Records contained in a dataset
---
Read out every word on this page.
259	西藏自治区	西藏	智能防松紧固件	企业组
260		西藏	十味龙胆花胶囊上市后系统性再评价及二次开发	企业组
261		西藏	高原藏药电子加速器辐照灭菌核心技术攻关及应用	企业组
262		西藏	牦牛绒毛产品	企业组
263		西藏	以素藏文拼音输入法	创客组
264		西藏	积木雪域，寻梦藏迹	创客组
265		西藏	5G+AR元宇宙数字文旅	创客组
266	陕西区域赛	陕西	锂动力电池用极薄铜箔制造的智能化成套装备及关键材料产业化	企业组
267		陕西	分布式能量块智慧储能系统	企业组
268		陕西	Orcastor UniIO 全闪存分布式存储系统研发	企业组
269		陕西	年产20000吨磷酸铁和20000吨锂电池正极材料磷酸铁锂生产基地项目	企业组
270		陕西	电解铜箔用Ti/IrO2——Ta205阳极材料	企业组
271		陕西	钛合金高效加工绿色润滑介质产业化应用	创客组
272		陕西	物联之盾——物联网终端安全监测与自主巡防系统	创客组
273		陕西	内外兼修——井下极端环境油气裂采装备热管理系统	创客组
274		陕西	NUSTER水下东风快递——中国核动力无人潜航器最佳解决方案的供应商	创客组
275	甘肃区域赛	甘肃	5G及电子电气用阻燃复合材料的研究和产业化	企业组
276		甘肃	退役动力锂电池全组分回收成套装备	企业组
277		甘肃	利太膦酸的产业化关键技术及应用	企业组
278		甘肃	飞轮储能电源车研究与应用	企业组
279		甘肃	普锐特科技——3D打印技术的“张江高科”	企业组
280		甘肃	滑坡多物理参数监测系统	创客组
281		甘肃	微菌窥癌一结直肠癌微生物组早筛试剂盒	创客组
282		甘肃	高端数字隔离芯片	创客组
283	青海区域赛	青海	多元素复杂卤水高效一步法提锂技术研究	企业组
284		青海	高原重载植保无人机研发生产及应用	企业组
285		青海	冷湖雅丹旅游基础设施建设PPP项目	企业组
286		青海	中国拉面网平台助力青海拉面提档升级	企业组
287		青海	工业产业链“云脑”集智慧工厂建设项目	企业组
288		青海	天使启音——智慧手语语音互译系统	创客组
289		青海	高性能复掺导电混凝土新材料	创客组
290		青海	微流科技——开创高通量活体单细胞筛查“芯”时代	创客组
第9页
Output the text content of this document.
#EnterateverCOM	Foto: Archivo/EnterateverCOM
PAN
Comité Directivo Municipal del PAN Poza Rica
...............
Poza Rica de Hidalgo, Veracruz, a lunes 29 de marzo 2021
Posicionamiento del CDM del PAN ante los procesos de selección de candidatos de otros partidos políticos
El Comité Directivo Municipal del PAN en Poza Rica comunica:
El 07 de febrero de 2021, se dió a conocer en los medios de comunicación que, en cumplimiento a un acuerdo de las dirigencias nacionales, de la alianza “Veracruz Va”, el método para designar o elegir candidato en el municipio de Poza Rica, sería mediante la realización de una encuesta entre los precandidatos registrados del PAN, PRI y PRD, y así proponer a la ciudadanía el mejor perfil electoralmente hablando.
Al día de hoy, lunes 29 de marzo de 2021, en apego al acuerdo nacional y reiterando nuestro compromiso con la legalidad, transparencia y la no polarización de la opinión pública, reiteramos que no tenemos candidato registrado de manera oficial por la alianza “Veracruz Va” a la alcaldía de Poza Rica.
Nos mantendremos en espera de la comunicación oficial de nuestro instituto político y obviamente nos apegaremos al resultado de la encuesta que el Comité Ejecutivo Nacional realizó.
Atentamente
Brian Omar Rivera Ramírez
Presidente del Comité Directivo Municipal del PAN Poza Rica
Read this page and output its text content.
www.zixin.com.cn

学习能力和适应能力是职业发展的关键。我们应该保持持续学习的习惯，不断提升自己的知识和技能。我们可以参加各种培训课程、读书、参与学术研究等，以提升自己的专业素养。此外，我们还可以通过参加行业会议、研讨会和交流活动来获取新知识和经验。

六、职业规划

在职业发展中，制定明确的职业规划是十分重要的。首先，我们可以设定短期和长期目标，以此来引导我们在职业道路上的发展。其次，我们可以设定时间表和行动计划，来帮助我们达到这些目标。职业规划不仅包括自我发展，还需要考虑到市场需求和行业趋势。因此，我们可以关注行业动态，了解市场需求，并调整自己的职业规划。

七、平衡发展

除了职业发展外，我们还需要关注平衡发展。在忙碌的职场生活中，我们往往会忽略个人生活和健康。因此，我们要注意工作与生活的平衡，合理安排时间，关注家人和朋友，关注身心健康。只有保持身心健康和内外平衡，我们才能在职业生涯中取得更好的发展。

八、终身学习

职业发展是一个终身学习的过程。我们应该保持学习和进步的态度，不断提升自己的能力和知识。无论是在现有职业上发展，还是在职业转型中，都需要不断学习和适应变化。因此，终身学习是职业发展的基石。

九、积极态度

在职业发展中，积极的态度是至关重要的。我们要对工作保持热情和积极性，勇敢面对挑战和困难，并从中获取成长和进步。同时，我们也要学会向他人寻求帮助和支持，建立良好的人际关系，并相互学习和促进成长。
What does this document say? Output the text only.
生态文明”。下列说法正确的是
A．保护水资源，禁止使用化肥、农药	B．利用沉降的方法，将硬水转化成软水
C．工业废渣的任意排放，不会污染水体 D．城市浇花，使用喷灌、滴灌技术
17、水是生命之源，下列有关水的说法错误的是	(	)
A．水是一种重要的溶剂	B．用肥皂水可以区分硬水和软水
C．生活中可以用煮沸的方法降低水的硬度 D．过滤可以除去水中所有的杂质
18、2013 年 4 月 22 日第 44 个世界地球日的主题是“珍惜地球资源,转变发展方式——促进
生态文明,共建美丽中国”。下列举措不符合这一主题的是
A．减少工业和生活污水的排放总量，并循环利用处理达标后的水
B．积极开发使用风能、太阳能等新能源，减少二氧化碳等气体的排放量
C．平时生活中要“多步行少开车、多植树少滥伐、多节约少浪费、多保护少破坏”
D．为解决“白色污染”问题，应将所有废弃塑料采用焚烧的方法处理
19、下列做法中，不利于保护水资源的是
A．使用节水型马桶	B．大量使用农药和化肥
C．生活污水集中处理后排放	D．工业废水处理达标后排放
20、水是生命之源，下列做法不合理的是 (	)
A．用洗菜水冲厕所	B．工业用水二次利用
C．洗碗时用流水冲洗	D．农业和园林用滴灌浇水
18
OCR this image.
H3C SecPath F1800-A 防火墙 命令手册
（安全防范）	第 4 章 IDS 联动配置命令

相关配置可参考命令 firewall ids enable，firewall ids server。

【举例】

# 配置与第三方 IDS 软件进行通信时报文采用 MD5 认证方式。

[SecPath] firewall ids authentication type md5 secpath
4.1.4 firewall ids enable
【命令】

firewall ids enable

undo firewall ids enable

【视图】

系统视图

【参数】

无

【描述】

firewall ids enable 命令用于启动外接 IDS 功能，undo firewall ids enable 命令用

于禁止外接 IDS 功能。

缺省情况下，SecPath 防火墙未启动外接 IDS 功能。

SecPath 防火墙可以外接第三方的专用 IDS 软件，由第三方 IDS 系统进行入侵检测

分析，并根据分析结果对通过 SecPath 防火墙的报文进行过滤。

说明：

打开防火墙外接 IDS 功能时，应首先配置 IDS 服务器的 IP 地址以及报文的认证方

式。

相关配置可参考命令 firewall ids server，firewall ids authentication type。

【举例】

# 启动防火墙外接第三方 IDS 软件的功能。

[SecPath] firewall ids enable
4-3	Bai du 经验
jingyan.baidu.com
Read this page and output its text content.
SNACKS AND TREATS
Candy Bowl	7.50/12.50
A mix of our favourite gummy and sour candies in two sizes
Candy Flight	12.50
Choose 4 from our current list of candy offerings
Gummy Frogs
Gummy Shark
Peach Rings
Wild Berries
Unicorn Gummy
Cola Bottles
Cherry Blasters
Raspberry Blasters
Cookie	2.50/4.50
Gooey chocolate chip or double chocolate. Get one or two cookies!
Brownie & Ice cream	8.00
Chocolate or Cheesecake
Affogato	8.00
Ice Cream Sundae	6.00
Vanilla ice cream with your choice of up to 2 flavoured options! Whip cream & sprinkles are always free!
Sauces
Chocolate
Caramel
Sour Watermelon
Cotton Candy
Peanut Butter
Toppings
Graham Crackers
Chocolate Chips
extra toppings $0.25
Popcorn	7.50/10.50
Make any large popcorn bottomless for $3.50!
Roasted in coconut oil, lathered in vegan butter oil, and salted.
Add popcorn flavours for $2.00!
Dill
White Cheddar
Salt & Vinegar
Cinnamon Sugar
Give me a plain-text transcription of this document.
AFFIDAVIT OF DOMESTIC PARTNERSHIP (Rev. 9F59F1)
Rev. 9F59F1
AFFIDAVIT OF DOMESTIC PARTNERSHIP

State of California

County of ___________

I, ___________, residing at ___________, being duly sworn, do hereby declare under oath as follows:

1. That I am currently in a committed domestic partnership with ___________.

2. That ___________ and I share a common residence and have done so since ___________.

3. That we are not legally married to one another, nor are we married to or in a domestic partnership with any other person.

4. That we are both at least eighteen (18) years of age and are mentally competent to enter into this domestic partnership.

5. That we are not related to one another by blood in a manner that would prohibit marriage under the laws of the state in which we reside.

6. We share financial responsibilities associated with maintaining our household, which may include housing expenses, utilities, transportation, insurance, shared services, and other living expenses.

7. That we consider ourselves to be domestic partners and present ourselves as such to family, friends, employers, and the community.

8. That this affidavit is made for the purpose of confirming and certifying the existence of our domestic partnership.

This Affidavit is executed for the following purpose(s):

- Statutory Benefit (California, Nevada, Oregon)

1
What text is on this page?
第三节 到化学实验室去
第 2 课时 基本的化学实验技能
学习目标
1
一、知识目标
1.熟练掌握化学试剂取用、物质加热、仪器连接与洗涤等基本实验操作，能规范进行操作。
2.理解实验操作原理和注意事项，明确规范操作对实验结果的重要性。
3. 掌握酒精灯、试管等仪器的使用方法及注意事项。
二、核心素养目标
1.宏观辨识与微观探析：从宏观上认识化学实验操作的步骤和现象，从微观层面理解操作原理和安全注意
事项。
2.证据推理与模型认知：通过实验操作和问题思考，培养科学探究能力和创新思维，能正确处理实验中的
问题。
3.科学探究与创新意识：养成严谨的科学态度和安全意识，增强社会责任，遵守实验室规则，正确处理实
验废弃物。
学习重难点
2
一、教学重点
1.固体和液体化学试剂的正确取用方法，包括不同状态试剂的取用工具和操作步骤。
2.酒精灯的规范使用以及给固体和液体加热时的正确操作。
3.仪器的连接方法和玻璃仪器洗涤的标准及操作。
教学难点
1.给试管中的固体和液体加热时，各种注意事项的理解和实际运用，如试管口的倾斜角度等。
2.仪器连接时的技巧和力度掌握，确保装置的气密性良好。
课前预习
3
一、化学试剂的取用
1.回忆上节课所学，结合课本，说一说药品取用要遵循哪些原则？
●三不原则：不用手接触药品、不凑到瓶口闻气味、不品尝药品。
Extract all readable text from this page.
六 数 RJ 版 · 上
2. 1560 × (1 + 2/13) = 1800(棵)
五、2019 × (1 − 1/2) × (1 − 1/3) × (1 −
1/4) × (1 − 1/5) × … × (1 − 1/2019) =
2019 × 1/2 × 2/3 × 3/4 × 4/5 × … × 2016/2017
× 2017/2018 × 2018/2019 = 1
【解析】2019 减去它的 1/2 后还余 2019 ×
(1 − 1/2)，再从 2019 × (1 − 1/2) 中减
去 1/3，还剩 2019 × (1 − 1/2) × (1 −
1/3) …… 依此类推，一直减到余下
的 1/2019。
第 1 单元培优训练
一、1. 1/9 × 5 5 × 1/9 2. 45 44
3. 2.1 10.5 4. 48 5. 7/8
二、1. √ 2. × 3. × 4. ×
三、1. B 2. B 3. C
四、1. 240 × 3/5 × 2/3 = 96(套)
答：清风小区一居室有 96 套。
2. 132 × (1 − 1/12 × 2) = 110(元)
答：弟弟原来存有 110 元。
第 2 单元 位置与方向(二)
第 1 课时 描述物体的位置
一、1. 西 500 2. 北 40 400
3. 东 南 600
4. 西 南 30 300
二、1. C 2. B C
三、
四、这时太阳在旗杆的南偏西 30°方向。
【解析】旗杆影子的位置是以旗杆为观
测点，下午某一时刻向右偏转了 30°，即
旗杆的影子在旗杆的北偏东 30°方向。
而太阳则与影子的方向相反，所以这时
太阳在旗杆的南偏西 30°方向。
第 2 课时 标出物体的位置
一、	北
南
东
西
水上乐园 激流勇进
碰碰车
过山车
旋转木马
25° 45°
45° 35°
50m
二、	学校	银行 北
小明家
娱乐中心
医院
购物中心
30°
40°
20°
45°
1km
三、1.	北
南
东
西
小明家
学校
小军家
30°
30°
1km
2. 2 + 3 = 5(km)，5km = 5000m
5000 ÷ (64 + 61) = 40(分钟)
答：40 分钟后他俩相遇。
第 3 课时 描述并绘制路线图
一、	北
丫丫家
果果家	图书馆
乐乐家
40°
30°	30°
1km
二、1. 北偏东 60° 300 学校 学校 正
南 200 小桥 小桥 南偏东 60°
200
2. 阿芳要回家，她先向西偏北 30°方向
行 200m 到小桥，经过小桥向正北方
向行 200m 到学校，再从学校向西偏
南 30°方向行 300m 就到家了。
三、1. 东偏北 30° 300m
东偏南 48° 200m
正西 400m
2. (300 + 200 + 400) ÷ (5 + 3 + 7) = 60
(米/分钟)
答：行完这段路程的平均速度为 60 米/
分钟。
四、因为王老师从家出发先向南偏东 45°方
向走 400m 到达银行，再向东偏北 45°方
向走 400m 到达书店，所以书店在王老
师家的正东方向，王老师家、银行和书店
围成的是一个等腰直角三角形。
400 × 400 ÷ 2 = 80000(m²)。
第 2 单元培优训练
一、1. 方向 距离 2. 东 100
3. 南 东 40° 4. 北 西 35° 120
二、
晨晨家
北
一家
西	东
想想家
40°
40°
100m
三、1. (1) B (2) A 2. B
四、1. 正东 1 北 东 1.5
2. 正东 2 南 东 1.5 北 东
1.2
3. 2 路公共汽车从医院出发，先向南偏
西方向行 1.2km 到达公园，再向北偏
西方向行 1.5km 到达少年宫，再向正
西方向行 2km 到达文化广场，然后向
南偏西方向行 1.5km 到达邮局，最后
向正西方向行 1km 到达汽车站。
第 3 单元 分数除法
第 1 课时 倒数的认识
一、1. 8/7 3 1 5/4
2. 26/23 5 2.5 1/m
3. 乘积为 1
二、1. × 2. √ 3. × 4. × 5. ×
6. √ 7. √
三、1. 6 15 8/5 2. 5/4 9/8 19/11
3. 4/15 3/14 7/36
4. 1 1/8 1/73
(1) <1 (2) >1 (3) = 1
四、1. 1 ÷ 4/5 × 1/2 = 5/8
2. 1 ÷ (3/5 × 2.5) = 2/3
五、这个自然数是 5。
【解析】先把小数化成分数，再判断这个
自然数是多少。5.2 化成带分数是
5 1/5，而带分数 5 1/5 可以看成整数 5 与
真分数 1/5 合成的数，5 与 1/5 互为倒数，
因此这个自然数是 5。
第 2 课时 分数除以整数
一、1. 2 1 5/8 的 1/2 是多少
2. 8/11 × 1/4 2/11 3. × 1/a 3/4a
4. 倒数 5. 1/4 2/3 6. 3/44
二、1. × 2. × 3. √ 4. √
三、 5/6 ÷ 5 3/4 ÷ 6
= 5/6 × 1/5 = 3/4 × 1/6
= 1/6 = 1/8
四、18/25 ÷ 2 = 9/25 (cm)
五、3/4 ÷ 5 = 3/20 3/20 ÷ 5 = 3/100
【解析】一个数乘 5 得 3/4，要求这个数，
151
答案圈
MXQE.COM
---
Exercise requirements: Your task is to report how many lines of the material include the string "comunicación". Give the number and no other words.

In response: 2